> EXCERPTED DATA:
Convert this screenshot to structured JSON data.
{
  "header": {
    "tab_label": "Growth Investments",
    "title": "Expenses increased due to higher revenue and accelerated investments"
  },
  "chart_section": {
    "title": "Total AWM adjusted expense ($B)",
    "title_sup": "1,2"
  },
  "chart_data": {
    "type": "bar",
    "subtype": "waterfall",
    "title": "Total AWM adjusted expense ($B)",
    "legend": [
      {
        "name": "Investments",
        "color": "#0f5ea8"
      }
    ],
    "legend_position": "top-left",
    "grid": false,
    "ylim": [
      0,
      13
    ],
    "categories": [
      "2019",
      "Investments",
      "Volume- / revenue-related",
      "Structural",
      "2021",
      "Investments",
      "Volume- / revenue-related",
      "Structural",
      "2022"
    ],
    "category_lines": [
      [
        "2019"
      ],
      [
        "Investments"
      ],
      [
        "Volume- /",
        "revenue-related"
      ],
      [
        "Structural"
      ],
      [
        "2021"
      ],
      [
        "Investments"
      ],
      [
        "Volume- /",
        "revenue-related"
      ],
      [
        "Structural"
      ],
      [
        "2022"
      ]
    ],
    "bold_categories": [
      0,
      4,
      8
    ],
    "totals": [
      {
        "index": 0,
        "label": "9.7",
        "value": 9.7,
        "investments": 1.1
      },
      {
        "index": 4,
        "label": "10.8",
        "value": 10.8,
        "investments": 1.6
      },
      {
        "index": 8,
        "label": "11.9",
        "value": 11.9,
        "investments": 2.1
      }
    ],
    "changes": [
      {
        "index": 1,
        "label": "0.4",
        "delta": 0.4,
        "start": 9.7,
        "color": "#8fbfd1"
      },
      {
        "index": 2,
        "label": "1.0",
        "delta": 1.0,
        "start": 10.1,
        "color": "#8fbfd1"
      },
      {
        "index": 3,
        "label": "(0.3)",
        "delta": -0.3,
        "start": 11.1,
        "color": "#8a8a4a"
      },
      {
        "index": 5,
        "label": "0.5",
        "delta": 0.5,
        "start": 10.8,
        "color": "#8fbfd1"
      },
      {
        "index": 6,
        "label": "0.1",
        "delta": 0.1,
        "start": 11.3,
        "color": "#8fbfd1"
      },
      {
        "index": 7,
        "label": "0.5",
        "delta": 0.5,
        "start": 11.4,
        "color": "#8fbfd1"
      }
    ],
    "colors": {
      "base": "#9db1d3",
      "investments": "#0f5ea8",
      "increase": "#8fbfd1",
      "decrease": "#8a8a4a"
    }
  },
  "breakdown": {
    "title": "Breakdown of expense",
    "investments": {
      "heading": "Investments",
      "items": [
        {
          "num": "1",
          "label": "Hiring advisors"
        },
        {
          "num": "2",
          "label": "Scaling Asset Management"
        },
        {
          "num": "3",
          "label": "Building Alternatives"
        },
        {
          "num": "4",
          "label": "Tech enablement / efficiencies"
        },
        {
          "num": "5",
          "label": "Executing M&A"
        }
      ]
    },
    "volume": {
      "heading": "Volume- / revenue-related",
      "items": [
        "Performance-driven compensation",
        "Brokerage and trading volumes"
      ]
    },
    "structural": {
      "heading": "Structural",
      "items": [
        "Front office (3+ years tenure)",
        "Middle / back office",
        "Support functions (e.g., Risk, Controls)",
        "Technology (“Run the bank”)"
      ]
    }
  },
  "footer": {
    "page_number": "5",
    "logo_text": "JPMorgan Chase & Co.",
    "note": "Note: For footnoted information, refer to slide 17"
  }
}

> INSTRUCTIONS FOR THE TASK:
Retype every record above exactly as it appears.

> SOLUTION FOR THIS PROBLEM:
Convert this screenshot to structured JSON data.
{
  "header": {
    "tab_label": "Growth Investments",
    "title": "Expenses increased due to higher revenue and accelerated investments"
  },
  "chart_section": {
    "title": "Total AWM adjusted expense ($B)",
    "title_sup": "1,2"
  },
  "chart_data": {
    "type": "bar",
    "subtype": "waterfall",
    "title": "Total AWM adjusted expense ($B)",
    "legend": [
      {
        "name": "Investments",
        "color": "#0f5ea8"
      }
    ],
    "legend_position": "top-left",
    "grid": false,
    "ylim": [
      0,
      13
    ],
    "categories": [
      "2019",
      "Investments",
      "Volume- / revenue-related",
      "Structural",
      "2021",
      "Investments",
      "Volume- / revenue-related",
      "Structural",
      "2022"
    ],
    "category_lines": [
      [
        "2019"
      ],
      [
        "Investments"
      ],
      [
        "Volume- /",
        "revenue-related"
      ],
      [
        "Structural"
      ],
      [
        "2021"
      ],
      [
        "Investments"
      ],
      [
        "Volume- /",
        "revenue-related"
      ],
      [
        "Structural"
      ],
      [
        "2022"
      ]
    ],
    "bold_categories": [
      0,
      4,
      8
    ],
    "totals": [
      {
        "index": 0,
        "label": "9.7",
        "value": 9.7,
        "investments": 1.1
      },
      {
        "index": 4,
        "label": "10.8",
        "value": 10.8,
        "investments": 1.6
      },
      {
        "index": 8,
        "label": "11.9",
        "value": 11.9,
        "investments": 2.1
      }
    ],
    "changes": [
      {
        "index": 1,
        "label": "0.4",
        "delta": 0.4,
        "start": 9.7,
        "color": "#8fbfd1"
      },
      {
        "index": 2,
        "label": "1.0",
        "delta": 1.0,
        "start": 10.1,
        "color": "#8fbfd1"
      },
      {
        "index": 3,
        "label": "(0.3)",
        "delta": -0.3,
        "start": 11.1,
        "color": "#8a8a4a"
      },
      {
        "index": 5,
        "label": "0.5",
        "delta": 0.5,
        "start": 10.8,
        "color": "#8fbfd1"
      },
      {
        "index": 6,
        "label": "0.1",
        "delta": 0.1,
        "start": 11.3,
        "color": "#8fbfd1"
      },
      {
        "index": 7,
        "label": "0.5",
        "delta": 0.5,
        "start": 11.4,
        "color": "#8fbfd1"
      }
    ],
    "colors": {
      "base": "#9db1d3",
      "investments": "#0f5ea8",
      "increase": "#8fbfd1",
      "decrease": "#8a8a4a"
    }
  },
  "breakdown": {
    "title": "Breakdown of expense",
    "investments": {
      "heading": "Investments",
      "items": [
        {
          "num": "1",
          "label": "Hiring advisors"
        },
        {
          "num": "2",
          "label": "Scaling Asset Management"
        },
        {
          "num": "3",
          "label": "Building Alternatives"
        },
        {
          "num": "4",
          "label": "Tech enablement / efficiencies"
        },
        {
          "num": "5",
          "label": "Executing M&A"
        }
      ]
    },
    "volume": {
      "heading": "Volume- / revenue-related",
      "items": [
        "Performance-driven compensation",
        "Brokerage and trading volumes"
      ]
    },
    "structural": {
      "heading": "Structural",
      "items": [
        "Front office (3+ years tenure)",
        "Middle / back office",
        "Support functions (e.g., Risk, Controls)",
        "Technology (“Run the bank”)"
      ]
    }
  },
  "footer": {
    "page_number": "5",
    "logo_text": "JPMorgan Chase & Co.",
    "note": "Note: For footnoted information, refer to slide 17"
  }
}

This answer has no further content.